— start of DATASET —

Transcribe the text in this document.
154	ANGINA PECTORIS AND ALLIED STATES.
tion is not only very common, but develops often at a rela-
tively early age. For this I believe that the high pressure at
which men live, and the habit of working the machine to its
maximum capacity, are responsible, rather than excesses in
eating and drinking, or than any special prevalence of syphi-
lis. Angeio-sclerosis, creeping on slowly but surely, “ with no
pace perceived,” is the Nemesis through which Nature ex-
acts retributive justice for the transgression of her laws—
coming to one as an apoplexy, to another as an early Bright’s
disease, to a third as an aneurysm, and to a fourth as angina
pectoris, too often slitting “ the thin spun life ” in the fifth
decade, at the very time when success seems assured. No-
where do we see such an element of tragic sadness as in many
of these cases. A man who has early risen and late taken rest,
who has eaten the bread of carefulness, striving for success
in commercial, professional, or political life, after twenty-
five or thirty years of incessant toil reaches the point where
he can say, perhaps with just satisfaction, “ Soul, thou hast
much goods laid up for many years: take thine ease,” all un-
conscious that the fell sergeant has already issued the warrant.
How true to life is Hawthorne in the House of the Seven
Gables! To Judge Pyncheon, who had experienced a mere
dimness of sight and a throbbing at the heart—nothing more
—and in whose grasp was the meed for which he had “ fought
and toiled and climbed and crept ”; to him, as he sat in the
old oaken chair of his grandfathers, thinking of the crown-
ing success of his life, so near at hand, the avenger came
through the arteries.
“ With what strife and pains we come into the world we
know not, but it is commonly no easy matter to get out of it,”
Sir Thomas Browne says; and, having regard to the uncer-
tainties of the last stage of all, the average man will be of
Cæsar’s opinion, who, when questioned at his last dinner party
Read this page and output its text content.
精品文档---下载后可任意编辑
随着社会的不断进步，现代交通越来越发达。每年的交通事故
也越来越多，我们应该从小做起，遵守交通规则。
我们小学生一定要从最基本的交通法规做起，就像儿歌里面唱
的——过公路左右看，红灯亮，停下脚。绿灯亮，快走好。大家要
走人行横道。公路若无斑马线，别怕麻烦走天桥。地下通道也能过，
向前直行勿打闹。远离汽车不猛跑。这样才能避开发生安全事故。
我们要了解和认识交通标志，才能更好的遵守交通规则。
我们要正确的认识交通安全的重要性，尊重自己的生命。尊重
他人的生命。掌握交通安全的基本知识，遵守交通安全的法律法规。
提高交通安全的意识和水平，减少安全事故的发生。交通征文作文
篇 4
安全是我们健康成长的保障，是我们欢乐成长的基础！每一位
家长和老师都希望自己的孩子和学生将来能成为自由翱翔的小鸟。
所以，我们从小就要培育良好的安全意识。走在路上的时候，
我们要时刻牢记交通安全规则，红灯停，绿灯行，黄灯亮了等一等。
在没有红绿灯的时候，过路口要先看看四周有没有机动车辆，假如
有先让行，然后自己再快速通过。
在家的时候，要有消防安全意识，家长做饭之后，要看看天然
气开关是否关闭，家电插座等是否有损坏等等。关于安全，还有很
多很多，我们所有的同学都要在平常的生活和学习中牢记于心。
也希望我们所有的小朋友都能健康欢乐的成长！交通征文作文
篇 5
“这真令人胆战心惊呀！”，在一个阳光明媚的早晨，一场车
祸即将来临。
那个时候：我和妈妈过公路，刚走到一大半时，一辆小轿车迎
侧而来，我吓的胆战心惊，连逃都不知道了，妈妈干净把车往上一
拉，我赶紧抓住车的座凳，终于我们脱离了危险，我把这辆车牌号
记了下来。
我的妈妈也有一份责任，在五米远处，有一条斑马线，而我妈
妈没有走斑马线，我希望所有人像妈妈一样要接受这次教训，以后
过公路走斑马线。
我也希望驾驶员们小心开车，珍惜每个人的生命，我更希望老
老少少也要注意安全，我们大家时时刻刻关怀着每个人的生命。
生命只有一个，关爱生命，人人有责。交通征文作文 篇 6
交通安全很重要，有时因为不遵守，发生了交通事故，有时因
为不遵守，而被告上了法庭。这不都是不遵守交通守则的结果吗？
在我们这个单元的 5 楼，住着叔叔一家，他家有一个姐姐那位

— end of DATASET —

» **WRITTEN PROBLEM**
Look over the material above and show each line where "many" appears.

» **SOLUTION FOR THIS TASK**
where do we see such an element of tragic sadness as in many
much goods laid up for many years: take thine ease,” all un-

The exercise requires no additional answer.